SHORT PROBLEM: Your task is to filter the data below down to the lines holding "Ablate".

SUPPLIED DATA:
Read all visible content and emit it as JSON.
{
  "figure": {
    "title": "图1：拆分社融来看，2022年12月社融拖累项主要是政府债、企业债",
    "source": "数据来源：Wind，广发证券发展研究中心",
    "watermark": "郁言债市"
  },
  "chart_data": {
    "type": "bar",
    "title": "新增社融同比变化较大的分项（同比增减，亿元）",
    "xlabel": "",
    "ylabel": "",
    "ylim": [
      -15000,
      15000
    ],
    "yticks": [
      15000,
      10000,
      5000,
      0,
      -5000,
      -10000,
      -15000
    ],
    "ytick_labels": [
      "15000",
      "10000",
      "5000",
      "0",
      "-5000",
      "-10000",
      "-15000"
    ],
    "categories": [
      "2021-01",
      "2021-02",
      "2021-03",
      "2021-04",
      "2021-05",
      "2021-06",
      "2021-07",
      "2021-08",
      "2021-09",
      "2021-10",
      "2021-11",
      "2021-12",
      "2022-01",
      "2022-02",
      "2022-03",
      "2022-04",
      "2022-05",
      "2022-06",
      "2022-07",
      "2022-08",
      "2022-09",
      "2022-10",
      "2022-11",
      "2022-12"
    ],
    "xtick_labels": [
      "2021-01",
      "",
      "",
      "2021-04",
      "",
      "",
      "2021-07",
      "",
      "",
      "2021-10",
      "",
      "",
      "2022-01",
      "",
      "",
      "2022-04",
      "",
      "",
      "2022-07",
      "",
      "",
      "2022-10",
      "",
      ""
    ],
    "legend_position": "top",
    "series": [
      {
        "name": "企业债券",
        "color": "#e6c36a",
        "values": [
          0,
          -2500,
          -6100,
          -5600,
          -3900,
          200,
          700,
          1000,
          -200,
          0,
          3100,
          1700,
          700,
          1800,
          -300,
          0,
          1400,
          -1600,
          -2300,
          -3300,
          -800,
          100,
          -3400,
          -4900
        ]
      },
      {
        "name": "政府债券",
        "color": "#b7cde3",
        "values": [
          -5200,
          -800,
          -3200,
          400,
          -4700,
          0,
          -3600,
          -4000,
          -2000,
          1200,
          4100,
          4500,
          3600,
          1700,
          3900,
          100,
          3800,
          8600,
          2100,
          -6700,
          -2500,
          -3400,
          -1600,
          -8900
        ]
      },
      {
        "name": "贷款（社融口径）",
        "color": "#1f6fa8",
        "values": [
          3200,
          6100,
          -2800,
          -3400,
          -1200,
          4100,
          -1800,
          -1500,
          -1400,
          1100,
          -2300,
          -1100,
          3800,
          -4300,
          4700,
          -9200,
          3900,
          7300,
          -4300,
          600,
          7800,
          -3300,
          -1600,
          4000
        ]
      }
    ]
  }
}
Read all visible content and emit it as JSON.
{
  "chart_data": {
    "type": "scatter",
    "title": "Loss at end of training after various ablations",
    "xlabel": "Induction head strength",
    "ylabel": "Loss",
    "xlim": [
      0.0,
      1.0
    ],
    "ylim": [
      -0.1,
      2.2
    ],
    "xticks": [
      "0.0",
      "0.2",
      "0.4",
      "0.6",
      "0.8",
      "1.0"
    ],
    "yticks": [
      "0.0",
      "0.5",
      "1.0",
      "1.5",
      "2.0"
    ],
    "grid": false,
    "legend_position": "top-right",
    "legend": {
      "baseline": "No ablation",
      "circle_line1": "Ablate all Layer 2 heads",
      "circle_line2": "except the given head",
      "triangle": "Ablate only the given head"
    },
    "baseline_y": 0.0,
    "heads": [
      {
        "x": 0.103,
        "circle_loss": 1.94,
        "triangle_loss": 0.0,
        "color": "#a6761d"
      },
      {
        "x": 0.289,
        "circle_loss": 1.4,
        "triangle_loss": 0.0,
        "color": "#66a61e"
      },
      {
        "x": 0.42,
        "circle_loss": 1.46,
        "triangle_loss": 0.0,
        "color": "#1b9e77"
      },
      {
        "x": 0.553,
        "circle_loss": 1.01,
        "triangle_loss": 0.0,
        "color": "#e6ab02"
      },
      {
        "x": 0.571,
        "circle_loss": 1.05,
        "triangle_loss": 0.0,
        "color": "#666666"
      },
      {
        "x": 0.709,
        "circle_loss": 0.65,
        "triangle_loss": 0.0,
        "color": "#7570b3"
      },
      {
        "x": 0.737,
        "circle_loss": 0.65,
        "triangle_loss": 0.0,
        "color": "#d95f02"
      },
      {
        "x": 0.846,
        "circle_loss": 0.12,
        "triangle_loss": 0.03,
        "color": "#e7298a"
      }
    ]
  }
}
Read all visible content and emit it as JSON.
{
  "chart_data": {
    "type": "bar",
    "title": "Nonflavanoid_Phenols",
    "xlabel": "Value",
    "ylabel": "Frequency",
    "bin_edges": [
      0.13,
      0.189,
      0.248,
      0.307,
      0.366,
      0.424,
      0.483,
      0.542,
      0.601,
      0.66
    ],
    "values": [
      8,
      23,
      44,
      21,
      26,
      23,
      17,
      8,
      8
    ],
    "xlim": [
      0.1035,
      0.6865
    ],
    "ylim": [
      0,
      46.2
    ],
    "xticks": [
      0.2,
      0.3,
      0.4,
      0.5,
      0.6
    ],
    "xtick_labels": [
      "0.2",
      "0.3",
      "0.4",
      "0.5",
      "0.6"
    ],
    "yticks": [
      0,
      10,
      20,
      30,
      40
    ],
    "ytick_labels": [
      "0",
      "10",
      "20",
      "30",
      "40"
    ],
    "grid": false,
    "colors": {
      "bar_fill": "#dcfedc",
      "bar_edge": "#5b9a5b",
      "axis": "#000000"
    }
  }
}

RESPONSE:
      "circle_line1": "Ablate all Layer 2 heads",
      "triangle": "Ablate only the given head"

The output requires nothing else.